**Stated goal**
Lift out each line of the data that holds "может".

**Available records**
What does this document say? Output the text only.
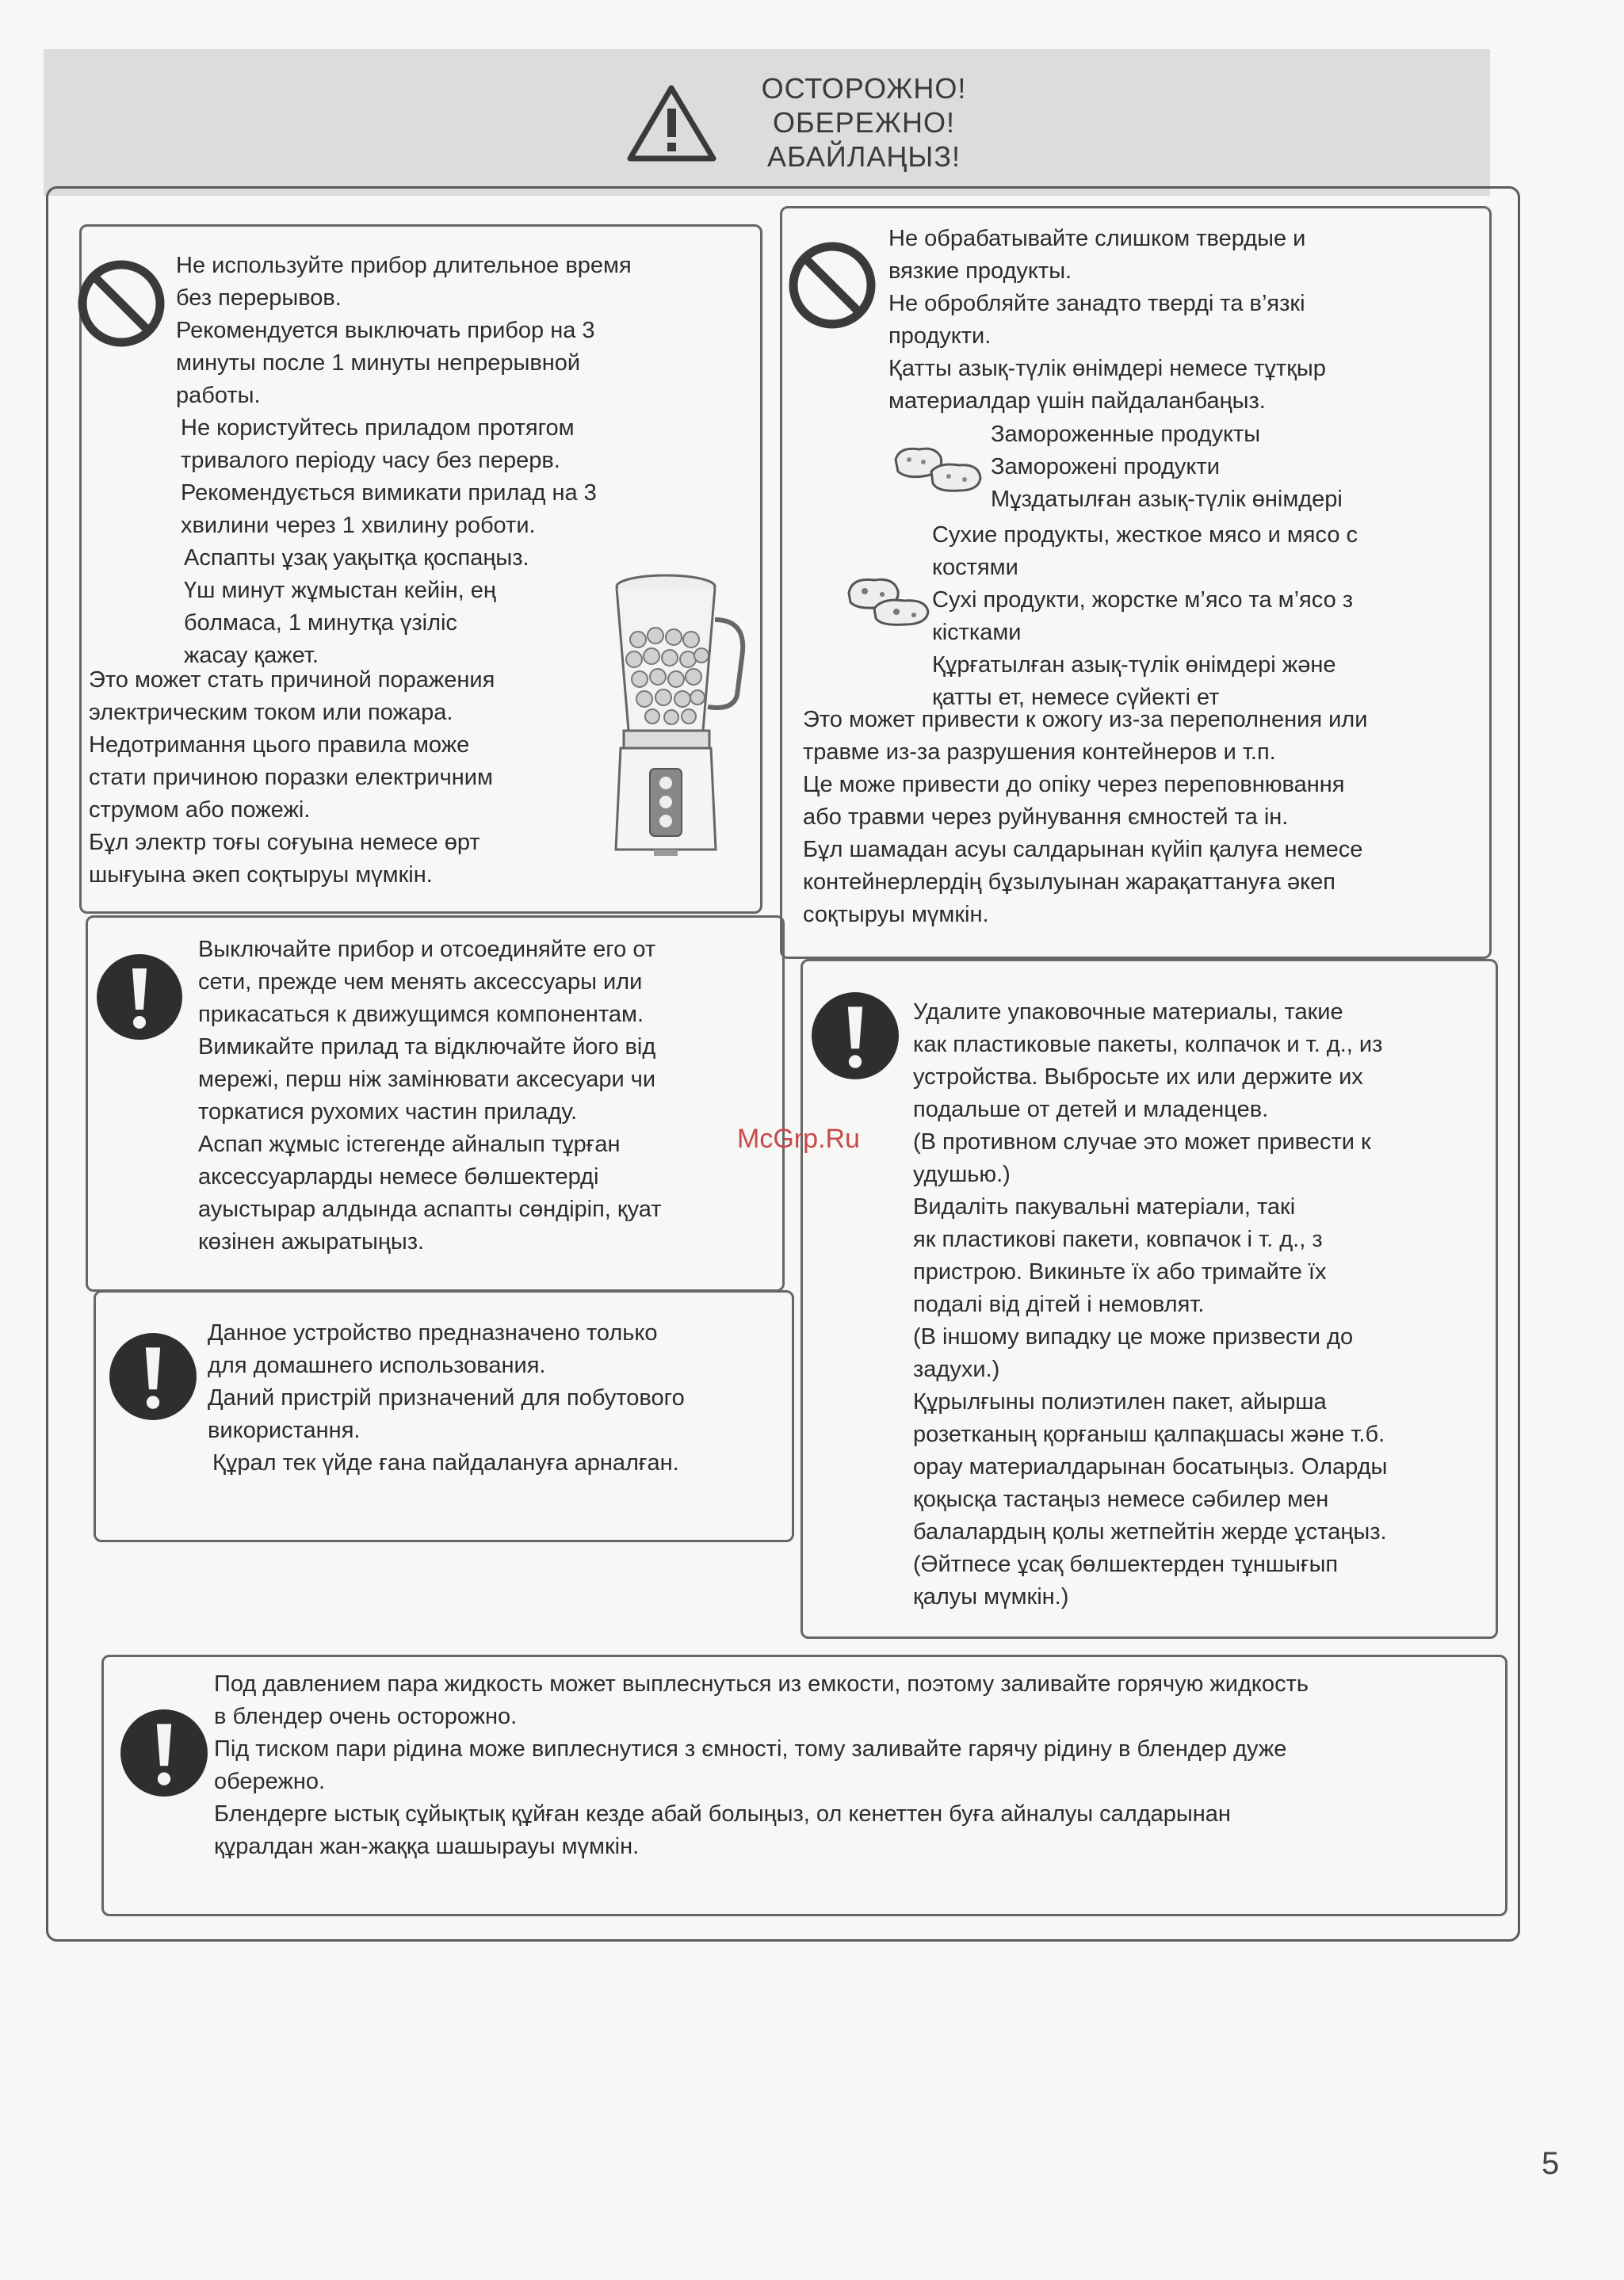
ОСТОРОЖНО!
ОБЕРЕЖНО!
АБАЙЛАҢЫЗ!
Не используйте прибор длительное время
без перерывов.
Рекомендуется выключать прибор на 3
минуты после 1 минуты непрерывной
работы.
Не користуйтесь приладом протягом
тривалого періоду часу без перерв.
Рекомендується вимикати прилад на 3
хвилини через 1 хвилину роботи.
Аспапты ұзақ уақытқа қоспаңыз.
Үш минут жұмыстан кейін, ең
болмаса, 1 минутқа үзіліс
жасау қажет.
Это может стать причиной поражения
электрическим током или пожара.
Недотримання цього правила може
стати причиною поразки електричним
струмом або пожежі.
Бұл электр тоғы соғуына немесе өрт
шығуына әкеп соқтыруы мүмкін.
Не обрабатывайте слишком твердые и
вязкие продукты.
Не обробляйте занадто тверді та в’язкі
продукти.
Қатты азық-түлік өнімдері немесе тұтқыр
материалдар үшін пайдаланбаңыз.
Замороженные продукты
Заморожені продукти
Мұздатылған азық-түлік өнімдері
Сухие продукты, жесткое мясо и мясо с
костями
Сухі продукти, жорстке м’ясо та м’ясо з
кістками
Құрғатылған азық-түлік өнімдері және
қатты ет, немесе сүйекті ет
Это может привести к ожогу из-за переполнения или
травме из-за разрушения контейнеров и т.п.
Це може привести до опіку через переповнювання
або травми через руйнування ємностей та ін.
Бұл шамадан асуы салдарынан күйіп қалуға немесе
контейнерлердің бұзылуынан жарақаттануға әкеп
соқтыруы мүмкін.
Выключайте прибор и отсоединяйте его от
сети, прежде чем менять аксессуары или
прикасаться к движущимся компонентам.
Вимикайте прилад та відключайте його від
мережі, перш ніж замінювати аксесуари чи
торкатися рухомих частин приладу.
Аспап жұмыс істегенде айналып тұрған
аксессуарларды немесе бөлшектерді
ауыстырар алдында аспапты сөндіріп, қуат
көзінен ажыратыңыз.
Удалите упаковочные материалы, такие
как пластиковые пакеты, колпачок и т. д., из
устройства. Выбросьте их или держите их
подальше от детей и младенцев.
(В противном случае это может привести к
удушью.)
Видаліть пакувальні матеріали, такі
як пластикові пакети, ковпачок і т. д., з
пристрою. Викиньте їх або тримайте їх
подалі від дітей і немовлят.
(В іншому випадку це може призвести до
задухи.)
Құрылғыны полиэтилен пакет, айырша
розетканың қорғаныш қалпақшасы және т.б.
орау материалдарынан босатыңыз. Оларды
қоқысқа тастаңыз немесе сәбилер мен
балалардың қолы жетпейтін жерде ұстаңыз.
(Әйтпесе ұсақ бөлшектерден тұншығып
қалуы мүмкін.)
McGrp.Ru
Данное устройство предназначено только
для домашнего использования.
Даний пристрій призначений для побутового
використання.
Құрал тек үйде ғана пайдалануға арналған.
Под давлением пара жидкость может выплеснуться из емкости, поэтому заливайте горячую жидкость
в блендер очень осторожно.
Під тиском пари рідина може виплеснутися з ємності, тому заливайте гарячу рідину в блендер дуже
обережно.
Блендерге ыстық сұйықтық құйған кезде абай болыңыз, ол кенеттен буға айналуы салдарынан
құралдан жан-жаққа шашырауы мүмкін.
5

**Solved exercise**
Это может стать причиной поражения
Это может привести к ожогу из-за переполнения или
(В противном случае это может привести к
Под давлением пара жидкость может выплеснуться из емкости, поэтому заливайте горячую жидкость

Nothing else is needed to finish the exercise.